Once the pictures are set aside, transcribe the remaining data exactly.

Dataset excerpt
=-=-=

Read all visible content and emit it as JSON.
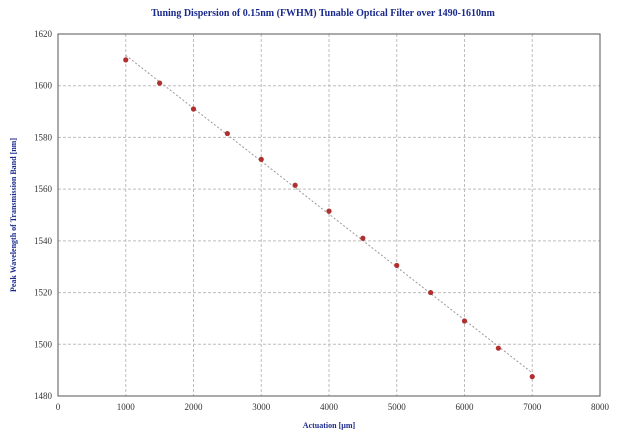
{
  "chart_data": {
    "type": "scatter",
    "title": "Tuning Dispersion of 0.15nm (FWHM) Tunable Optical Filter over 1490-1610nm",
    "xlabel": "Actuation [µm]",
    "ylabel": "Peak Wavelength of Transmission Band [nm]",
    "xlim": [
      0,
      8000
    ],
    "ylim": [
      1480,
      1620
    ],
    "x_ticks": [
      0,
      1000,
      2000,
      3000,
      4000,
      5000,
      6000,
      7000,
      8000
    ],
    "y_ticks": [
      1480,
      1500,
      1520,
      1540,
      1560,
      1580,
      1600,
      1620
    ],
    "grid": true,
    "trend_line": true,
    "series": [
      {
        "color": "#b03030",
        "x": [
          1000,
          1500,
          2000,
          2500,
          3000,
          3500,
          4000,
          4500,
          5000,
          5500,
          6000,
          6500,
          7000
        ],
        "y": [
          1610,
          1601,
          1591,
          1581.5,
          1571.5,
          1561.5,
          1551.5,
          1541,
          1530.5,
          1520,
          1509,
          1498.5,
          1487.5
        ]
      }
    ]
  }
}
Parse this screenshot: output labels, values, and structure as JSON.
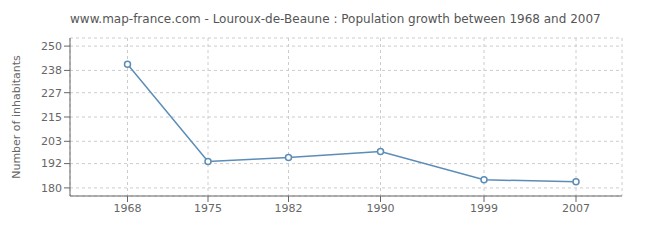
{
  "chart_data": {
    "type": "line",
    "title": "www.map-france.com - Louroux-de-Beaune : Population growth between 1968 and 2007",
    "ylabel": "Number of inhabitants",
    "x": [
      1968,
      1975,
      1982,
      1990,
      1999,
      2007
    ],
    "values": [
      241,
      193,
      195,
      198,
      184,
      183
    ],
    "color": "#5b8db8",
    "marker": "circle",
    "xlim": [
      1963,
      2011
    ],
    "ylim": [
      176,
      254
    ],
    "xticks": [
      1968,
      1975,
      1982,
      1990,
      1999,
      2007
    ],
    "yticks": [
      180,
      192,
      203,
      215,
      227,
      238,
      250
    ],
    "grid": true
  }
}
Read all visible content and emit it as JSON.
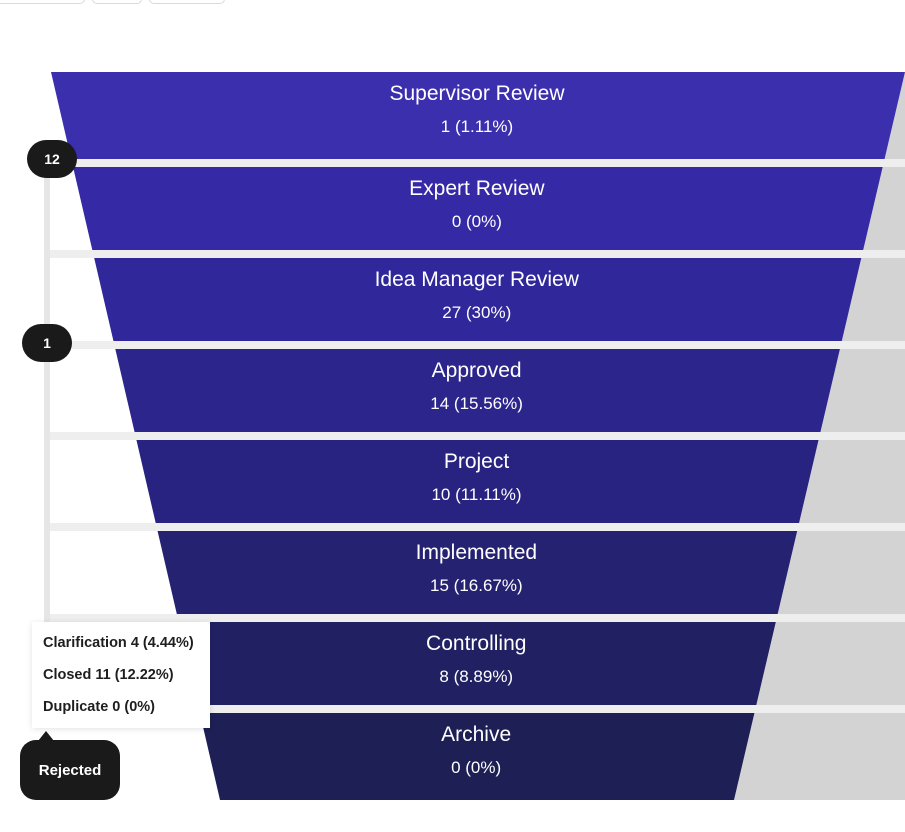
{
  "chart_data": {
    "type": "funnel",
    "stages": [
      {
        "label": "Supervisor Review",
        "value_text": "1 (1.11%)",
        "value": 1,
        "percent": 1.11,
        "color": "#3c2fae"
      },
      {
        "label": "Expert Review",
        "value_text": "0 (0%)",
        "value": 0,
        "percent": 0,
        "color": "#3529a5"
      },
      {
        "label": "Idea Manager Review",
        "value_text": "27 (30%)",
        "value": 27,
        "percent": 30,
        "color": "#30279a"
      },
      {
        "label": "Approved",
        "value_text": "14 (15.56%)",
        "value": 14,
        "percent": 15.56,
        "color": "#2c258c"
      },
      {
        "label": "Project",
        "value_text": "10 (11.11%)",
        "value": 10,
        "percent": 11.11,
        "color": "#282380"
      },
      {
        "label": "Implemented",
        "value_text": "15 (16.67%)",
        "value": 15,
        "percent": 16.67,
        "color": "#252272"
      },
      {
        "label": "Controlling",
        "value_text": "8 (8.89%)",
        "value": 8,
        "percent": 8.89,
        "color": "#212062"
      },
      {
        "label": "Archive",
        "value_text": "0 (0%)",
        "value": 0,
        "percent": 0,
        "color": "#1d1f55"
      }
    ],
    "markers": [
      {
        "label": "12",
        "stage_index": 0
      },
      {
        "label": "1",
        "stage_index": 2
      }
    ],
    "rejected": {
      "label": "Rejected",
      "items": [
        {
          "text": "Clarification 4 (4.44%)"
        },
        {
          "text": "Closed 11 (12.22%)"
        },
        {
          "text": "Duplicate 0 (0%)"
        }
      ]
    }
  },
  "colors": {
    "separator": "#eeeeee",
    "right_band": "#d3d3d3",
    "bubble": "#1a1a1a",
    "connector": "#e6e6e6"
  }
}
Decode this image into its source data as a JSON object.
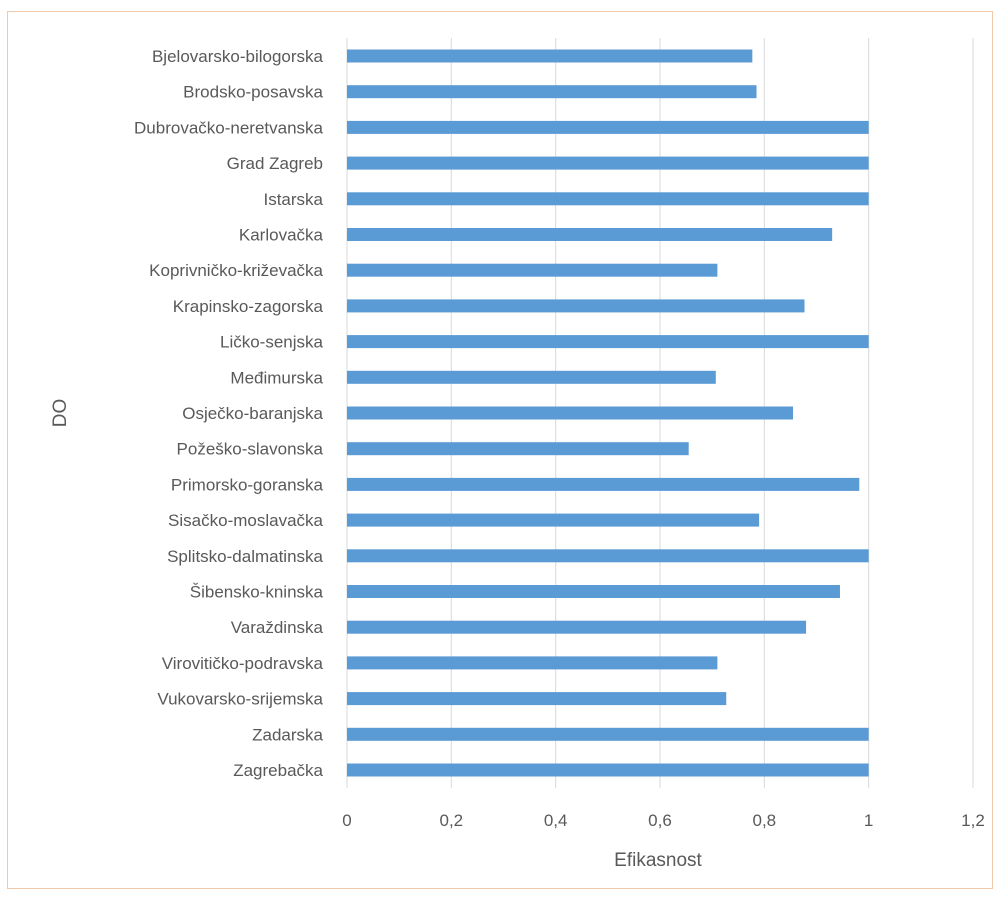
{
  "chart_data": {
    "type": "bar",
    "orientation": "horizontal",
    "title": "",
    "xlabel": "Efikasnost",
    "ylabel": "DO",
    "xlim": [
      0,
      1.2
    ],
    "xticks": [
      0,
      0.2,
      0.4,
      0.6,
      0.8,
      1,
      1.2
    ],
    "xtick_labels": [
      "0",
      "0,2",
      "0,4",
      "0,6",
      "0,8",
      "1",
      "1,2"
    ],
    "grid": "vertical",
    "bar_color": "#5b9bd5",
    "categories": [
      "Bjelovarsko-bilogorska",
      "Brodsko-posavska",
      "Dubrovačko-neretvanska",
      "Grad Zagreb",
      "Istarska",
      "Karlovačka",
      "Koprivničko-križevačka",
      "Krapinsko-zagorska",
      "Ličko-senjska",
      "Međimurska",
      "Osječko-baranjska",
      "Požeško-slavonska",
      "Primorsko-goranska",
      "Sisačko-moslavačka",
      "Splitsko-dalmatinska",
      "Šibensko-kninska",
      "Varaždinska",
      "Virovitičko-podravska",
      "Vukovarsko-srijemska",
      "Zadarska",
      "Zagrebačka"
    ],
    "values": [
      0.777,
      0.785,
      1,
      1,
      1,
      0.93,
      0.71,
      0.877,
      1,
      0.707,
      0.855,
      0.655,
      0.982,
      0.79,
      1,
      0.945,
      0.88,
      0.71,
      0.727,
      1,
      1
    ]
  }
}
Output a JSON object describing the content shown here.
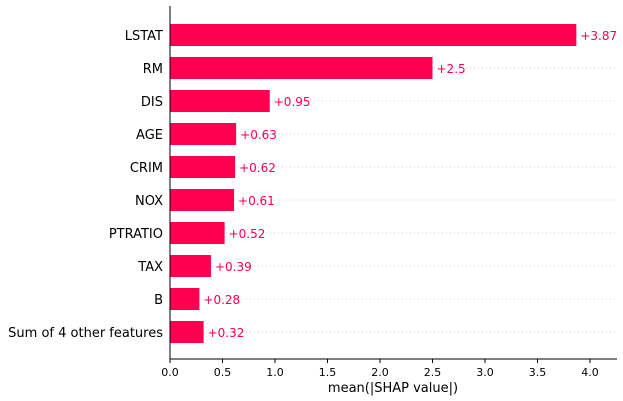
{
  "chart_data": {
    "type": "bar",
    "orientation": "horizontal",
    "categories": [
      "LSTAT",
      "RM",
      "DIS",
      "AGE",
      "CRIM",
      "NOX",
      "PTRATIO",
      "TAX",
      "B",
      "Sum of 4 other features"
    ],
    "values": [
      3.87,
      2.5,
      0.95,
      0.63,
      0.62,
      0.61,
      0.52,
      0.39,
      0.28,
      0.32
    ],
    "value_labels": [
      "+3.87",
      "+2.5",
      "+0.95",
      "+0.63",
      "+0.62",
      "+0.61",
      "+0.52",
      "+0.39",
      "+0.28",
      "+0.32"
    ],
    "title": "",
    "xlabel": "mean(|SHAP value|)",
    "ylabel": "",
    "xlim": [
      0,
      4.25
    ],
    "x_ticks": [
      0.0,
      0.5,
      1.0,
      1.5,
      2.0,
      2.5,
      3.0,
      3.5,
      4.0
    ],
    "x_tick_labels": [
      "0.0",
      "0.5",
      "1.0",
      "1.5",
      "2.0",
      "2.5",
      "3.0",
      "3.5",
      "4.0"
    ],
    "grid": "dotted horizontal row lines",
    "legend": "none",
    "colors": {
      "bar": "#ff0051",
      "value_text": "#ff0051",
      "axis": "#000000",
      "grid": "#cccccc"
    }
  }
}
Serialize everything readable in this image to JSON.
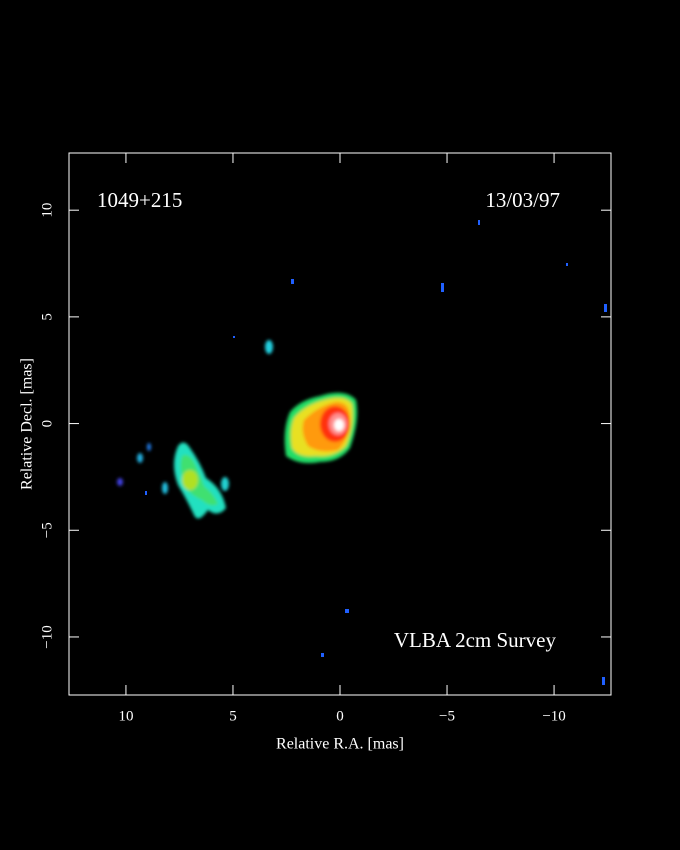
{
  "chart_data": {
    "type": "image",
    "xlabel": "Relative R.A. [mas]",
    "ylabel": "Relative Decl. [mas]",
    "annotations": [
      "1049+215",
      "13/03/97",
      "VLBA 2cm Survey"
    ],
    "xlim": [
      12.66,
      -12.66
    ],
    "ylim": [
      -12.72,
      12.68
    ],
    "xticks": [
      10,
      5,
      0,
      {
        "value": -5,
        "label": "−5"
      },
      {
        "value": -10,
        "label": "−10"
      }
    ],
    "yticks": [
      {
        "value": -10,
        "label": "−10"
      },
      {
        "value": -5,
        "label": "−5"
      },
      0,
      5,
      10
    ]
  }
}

=-=-=

* EXERCISE OUTPUT *
Read all visible content and emit it as JSON.
{
  "chart_data": {
    "type": "scatter",
    "title": "Tuning Dispersion of 0.15nm (FWHM) Tunable Optical Filter over 1490-1610nm",
    "xlabel": "Actuation [µm]",
    "ylabel": "Peak Wavelength of Transmission Band [nm]",
    "xlim": [
      0,
      8000
    ],
    "ylim": [
      1480,
      1620
    ],
    "x_ticks": [
      0,
      1000,
      2000,
      3000,
      4000,
      5000,
      6000,
      7000,
      8000
    ],
    "y_ticks": [
      1480,
      1500,
      1520,
      1540,
      1560,
      1580,
      1600,
      1620
    ],
    "grid": true,
    "trend_line": true,
    "series": [
      {
        "color": "#b03030",
        "x": [
          1000,
          1500,
          2000,
          2500,
          3000,
          3500,
          4000,
          4500,
          5000,
          5500,
          6000,
          6500,
          7000
        ],
        "y": [
          1610,
          1601,
          1591,
          1581.5,
          1571.5,
          1561.5,
          1551.5,
          1541,
          1530.5,
          1520,
          1509,
          1498.5,
          1487.5
        ]
      }
    ]
  }
}
Parse this screenshot: output labels, values, and structure as JSON.
{
  "chart_data": {
    "type": "line",
    "title": "www.map-france.com - Louroux-de-Beaune : Population growth between 1968 and 2007",
    "ylabel": "Number of inhabitants",
    "x": [
      1968,
      1975,
      1982,
      1990,
      1999,
      2007
    ],
    "values": [
      241,
      193,
      195,
      198,
      184,
      183
    ],
    "color": "#5b8db8",
    "marker": "circle",
    "xlim": [
      1963,
      2011
    ],
    "ylim": [
      176,
      254
    ],
    "xticks": [
      1968,
      1975,
      1982,
      1990,
      1999,
      2007
    ],
    "yticks": [
      180,
      192,
      203,
      215,
      227,
      238,
      250
    ],
    "grid": true
  }
}
Read all visible content and emit it as JSON.
{
  "chart_data": {
    "type": "funnel",
    "stages": [
      {
        "label": "Supervisor Review",
        "value_text": "1 (1.11%)",
        "value": 1,
        "percent": 1.11,
        "color": "#3c2fae"
      },
      {
        "label": "Expert Review",
        "value_text": "0 (0%)",
        "value": 0,
        "percent": 0,
        "color": "#3529a5"
      },
      {
        "label": "Idea Manager Review",
        "value_text": "27 (30%)",
        "value": 27,
        "percent": 30,
        "color": "#30279a"
      },
      {
        "label": "Approved",
        "value_text": "14 (15.56%)",
        "value": 14,
        "percent": 15.56,
        "color": "#2c258c"
      },
      {
        "label": "Project",
        "value_text": "10 (11.11%)",
        "value": 10,
        "percent": 11.11,
        "color": "#282380"
      },
      {
        "label": "Implemented",
        "value_text": "15 (16.67%)",
        "value": 15,
        "percent": 16.67,
        "color": "#252272"
      },
      {
        "label": "Controlling",
        "value_text": "8 (8.89%)",
        "value": 8,
        "percent": 8.89,
        "color": "#212062"
      },
      {
        "label": "Archive",
        "value_text": "0 (0%)",
        "value": 0,
        "percent": 0,
        "color": "#1d1f55"
      }
    ],
    "markers": [
      {
        "label": "12",
        "stage_index": 0
      },
      {
        "label": "1",
        "stage_index": 2
      }
    ],
    "rejected": {
      "label": "Rejected",
      "items": [
        {
          "text": "Clarification 4 (4.44%)"
        },
        {
          "text": "Closed 11 (12.22%)"
        },
        {
          "text": "Duplicate 0 (0%)"
        }
      ]
    }
  },
  "colors": {
    "separator": "#eeeeee",
    "right_band": "#d3d3d3",
    "bubble": "#1a1a1a",
    "connector": "#e6e6e6"
  }
}
Decode this image into its source data as a JSON object.
{
  "chart_data": {
    "type": "bar",
    "orientation": "horizontal",
    "title": "",
    "xlabel": "Efikasnost",
    "ylabel": "DO",
    "xlim": [
      0,
      1.2
    ],
    "xticks": [
      0,
      0.2,
      0.4,
      0.6,
      0.8,
      1,
      1.2
    ],
    "xtick_labels": [
      "0",
      "0,2",
      "0,4",
      "0,6",
      "0,8",
      "1",
      "1,2"
    ],
    "grid": "vertical",
    "bar_color": "#5b9bd5",
    "categories": [
      "Bjelovarsko-bilogorska",
      "Brodsko-posavska",
      "Dubrovačko-neretvanska",
      "Grad Zagreb",
      "Istarska",
      "Karlovačka",
      "Koprivničko-križevačka",
      "Krapinsko-zagorska",
      "Ličko-senjska",
      "Međimurska",
      "Osječko-baranjska",
      "Požeško-slavonska",
      "Primorsko-goranska",
      "Sisačko-moslavačka",
      "Splitsko-dalmatinska",
      "Šibensko-kninska",
      "Varaždinska",
      "Virovitičko-podravska",
      "Vukovarsko-srijemska",
      "Zadarska",
      "Zagrebačka"
    ],
    "values": [
      0.777,
      0.785,
      1,
      1,
      1,
      0.93,
      0.71,
      0.877,
      1,
      0.707,
      0.855,
      0.655,
      0.982,
      0.79,
      1,
      0.945,
      0.88,
      0.71,
      0.727,
      1,
      1
    ]
  }
}
Output a JSON object describing the content shown here.
{
  "chart_data": {
    "type": "bar",
    "orientation": "horizontal",
    "categories": [
      "LSTAT",
      "RM",
      "DIS",
      "AGE",
      "CRIM",
      "NOX",
      "PTRATIO",
      "TAX",
      "B",
      "Sum of 4 other features"
    ],
    "values": [
      3.87,
      2.5,
      0.95,
      0.63,
      0.62,
      0.61,
      0.52,
      0.39,
      0.28,
      0.32
    ],
    "value_labels": [
      "+3.87",
      "+2.5",
      "+0.95",
      "+0.63",
      "+0.62",
      "+0.61",
      "+0.52",
      "+0.39",
      "+0.28",
      "+0.32"
    ],
    "title": "",
    "xlabel": "mean(|SHAP value|)",
    "ylabel": "",
    "xlim": [
      0,
      4.25
    ],
    "x_ticks": [
      0.0,
      0.5,
      1.0,
      1.5,
      2.0,
      2.5,
      3.0,
      3.5,
      4.0
    ],
    "x_tick_labels": [
      "0.0",
      "0.5",
      "1.0",
      "1.5",
      "2.0",
      "2.5",
      "3.0",
      "3.5",
      "4.0"
    ],
    "grid": "dotted horizontal row lines",
    "legend": "none",
    "colors": {
      "bar": "#ff0051",
      "value_text": "#ff0051",
      "axis": "#000000",
      "grid": "#cccccc"
    }
  }
}
Serialize everything readable in this image to JSON.
{
  "chart_data": {
    "type": "image",
    "xlabel": "Relative R.A. [mas]",
    "ylabel": "Relative Decl. [mas]",
    "annotations": [
      "1049+215",
      "13/03/97",
      "VLBA 2cm Survey"
    ],
    "xlim": [
      12.66,
      -12.66
    ],
    "ylim": [
      -12.72,
      12.68
    ],
    "xticks": [
      10,
      5,
      0,
      {
        "value": -5,
        "label": "−5"
      },
      {
        "value": -10,
        "label": "−10"
      }
    ],
    "yticks": [
      {
        "value": -10,
        "label": "−10"
      },
      {
        "value": -5,
        "label": "−5"
      },
      0,
      5,
      10
    ]
  }
}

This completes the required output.